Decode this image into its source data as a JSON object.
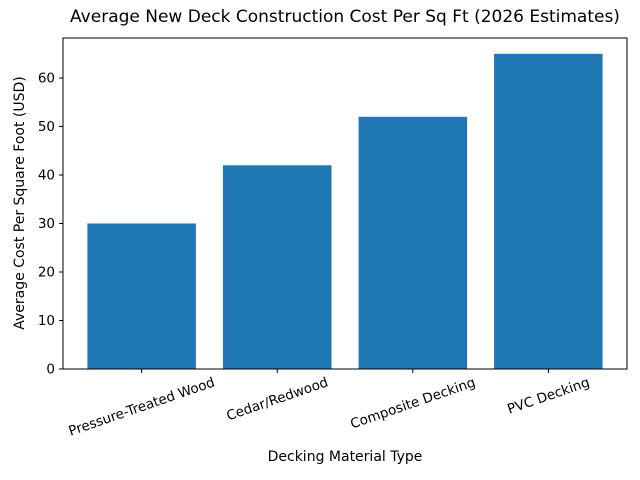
{
  "chart_data": {
    "type": "bar",
    "title": "Average New Deck Construction Cost Per Sq Ft (2026 Estimates)",
    "xlabel": "Decking Material Type",
    "ylabel": "Average Cost Per Square Foot (USD)",
    "categories": [
      "Pressure-Treated Wood",
      "Cedar/Redwood",
      "Composite Decking",
      "PVC Decking"
    ],
    "values": [
      30,
      42,
      52,
      65
    ],
    "yticks": [
      0,
      10,
      20,
      30,
      40,
      50,
      60
    ],
    "ylim": [
      0,
      68.25
    ],
    "bar_color": "#1f77b4",
    "axis_color": "#000000",
    "background_color": "#ffffff",
    "grid": false,
    "legend": "none",
    "x_tick_rotation_deg": 19
  }
}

----

## Problem
Please transcribe the material above exactly as written. Leave the pictures out.

## Response for this exercise
Decode this image into its source data as a JSON object.
{
  "chart_data": {
    "type": "bar",
    "title": "Average New Deck Construction Cost Per Sq Ft (2026 Estimates)",
    "xlabel": "Decking Material Type",
    "ylabel": "Average Cost Per Square Foot (USD)",
    "categories": [
      "Pressure-Treated Wood",
      "Cedar/Redwood",
      "Composite Decking",
      "PVC Decking"
    ],
    "values": [
      30,
      42,
      52,
      65
    ],
    "yticks": [
      0,
      10,
      20,
      30,
      40,
      50,
      60
    ],
    "ylim": [
      0,
      68.25
    ],
    "bar_color": "#1f77b4",
    "axis_color": "#000000",
    "background_color": "#ffffff",
    "grid": false,
    "legend": "none",
    "x_tick_rotation_deg": 19
  }
}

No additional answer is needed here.